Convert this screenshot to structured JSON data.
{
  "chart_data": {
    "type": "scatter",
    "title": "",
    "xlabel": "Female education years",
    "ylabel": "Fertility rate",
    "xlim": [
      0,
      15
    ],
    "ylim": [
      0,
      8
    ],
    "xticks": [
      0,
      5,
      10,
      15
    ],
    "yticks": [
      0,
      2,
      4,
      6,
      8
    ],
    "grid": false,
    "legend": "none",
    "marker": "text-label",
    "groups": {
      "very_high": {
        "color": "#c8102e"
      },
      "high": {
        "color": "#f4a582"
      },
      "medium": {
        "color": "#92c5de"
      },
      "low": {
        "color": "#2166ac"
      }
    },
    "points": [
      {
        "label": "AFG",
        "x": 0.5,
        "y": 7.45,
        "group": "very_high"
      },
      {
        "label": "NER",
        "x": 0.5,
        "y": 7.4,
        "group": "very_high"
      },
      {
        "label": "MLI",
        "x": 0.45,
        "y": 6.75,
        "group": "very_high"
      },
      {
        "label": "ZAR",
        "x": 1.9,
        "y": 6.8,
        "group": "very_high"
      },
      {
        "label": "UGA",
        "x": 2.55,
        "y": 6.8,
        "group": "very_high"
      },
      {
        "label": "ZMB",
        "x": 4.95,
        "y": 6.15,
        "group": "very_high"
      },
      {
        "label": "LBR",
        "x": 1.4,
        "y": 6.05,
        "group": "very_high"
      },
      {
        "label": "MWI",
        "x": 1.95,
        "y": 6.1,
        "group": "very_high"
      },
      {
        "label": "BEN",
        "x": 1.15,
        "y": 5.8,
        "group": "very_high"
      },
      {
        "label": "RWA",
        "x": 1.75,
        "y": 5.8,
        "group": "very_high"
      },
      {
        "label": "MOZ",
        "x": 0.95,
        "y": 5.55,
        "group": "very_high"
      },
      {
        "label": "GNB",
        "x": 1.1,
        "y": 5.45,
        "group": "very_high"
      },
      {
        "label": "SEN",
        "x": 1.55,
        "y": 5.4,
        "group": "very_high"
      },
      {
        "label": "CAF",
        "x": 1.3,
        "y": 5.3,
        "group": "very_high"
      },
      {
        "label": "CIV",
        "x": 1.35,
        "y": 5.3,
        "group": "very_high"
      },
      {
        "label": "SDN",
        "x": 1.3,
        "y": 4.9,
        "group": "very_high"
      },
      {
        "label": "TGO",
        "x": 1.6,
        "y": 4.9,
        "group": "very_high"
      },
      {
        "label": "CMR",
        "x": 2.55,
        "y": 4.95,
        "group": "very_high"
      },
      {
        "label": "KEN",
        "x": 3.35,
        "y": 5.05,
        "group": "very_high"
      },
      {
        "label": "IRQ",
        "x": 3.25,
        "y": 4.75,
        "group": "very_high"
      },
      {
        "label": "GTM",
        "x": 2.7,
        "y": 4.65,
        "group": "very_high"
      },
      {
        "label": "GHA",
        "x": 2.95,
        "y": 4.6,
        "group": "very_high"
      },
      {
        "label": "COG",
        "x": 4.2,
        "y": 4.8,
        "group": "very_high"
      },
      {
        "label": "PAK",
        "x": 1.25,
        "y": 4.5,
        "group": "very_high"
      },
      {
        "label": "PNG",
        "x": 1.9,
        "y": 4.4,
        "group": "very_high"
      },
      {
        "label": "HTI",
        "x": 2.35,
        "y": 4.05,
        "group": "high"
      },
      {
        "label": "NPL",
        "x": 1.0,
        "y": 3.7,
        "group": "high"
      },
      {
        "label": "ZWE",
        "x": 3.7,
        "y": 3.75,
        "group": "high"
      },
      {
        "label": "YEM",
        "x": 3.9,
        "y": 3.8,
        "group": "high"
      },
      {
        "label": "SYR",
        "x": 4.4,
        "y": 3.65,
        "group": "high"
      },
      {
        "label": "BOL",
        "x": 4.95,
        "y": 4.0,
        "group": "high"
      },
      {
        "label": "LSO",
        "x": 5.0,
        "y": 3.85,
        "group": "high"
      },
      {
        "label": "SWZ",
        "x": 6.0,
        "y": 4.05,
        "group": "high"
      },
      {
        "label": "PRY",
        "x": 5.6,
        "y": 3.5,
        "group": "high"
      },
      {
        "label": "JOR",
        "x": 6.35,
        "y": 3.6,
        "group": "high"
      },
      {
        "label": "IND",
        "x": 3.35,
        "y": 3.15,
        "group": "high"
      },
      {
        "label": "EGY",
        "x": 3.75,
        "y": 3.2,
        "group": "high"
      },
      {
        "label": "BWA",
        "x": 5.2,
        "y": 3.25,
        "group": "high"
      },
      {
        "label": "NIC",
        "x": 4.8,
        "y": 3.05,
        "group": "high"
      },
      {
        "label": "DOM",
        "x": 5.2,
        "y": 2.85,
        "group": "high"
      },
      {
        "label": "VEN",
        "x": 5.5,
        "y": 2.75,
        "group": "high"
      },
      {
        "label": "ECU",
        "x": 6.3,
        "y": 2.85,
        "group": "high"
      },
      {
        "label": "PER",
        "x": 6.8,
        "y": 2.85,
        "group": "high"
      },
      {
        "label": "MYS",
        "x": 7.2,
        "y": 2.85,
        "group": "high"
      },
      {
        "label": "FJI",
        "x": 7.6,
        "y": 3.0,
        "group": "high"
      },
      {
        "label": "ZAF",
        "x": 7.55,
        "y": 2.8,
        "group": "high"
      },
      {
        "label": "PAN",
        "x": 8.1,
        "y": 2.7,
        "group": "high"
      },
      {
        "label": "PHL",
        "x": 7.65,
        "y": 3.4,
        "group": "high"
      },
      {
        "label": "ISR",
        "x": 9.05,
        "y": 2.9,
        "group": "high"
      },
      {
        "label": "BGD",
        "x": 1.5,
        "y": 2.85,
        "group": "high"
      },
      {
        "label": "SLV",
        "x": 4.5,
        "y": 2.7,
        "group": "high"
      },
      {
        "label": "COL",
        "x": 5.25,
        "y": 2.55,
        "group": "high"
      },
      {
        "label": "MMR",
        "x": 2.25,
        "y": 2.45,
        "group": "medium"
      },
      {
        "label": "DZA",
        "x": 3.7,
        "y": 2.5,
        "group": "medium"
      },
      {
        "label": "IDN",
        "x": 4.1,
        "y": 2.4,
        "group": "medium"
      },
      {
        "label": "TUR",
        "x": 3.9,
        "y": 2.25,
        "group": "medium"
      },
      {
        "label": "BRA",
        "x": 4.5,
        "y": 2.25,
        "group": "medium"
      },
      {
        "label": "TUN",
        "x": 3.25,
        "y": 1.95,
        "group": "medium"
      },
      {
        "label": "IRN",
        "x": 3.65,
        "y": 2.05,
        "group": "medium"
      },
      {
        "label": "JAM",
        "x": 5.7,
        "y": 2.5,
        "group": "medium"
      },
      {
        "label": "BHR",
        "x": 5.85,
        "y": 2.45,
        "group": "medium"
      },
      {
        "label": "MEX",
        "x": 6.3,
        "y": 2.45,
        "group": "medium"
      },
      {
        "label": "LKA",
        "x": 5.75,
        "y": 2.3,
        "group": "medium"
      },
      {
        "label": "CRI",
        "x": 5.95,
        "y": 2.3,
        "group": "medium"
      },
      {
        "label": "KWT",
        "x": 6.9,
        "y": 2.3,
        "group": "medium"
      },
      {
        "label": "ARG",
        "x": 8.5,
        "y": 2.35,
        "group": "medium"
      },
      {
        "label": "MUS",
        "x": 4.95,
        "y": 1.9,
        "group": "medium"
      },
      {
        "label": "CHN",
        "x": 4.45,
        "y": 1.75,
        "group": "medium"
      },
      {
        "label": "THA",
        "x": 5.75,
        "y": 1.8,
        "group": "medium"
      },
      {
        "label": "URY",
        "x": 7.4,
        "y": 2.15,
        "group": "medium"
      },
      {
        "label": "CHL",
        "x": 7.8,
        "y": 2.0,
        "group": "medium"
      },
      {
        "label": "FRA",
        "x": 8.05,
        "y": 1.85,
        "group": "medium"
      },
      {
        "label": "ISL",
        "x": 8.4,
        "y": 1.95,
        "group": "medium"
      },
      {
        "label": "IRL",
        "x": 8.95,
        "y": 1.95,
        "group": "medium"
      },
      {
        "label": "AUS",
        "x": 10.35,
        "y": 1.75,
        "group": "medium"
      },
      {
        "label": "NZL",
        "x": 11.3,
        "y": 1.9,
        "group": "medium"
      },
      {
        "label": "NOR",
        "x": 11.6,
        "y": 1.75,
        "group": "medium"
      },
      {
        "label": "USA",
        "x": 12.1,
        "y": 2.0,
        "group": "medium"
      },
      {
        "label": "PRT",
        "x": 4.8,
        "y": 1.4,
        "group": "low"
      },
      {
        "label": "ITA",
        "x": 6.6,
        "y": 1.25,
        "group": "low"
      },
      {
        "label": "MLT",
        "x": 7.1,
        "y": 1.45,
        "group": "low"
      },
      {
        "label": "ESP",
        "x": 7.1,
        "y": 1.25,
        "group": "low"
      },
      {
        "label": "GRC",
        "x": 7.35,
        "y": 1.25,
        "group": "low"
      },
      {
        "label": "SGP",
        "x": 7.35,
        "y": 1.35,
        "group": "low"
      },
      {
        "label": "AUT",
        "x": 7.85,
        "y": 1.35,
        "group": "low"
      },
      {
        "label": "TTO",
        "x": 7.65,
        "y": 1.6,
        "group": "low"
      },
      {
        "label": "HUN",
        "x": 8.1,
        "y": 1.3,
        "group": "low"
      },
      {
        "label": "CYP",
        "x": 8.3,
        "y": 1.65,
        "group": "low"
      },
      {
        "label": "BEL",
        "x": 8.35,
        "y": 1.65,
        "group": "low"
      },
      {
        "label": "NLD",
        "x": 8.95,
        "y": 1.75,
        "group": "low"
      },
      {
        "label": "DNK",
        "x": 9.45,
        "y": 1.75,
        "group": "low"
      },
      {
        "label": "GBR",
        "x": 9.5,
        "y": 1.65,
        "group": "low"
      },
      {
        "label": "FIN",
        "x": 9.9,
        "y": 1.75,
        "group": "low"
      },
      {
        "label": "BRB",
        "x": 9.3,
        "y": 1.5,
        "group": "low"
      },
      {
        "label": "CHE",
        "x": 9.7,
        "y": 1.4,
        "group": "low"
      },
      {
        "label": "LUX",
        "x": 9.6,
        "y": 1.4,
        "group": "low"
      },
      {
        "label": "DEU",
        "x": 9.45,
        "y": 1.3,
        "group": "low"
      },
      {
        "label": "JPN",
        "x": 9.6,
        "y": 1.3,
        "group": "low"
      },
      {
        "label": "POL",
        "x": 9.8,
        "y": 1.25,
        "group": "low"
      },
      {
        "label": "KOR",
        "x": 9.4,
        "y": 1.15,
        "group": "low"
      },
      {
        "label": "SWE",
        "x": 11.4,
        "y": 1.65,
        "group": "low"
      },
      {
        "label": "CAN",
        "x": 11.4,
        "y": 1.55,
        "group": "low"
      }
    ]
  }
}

◇ ◇ ◇ ◇

Exercise directions:
In the entries above, identify each line that includes the string "color", then copy it.

Problem solution:
        "color": "#c8102e"
        "color": "#f4a582"
        "color": "#92c5de"
        "color": "#2166ac"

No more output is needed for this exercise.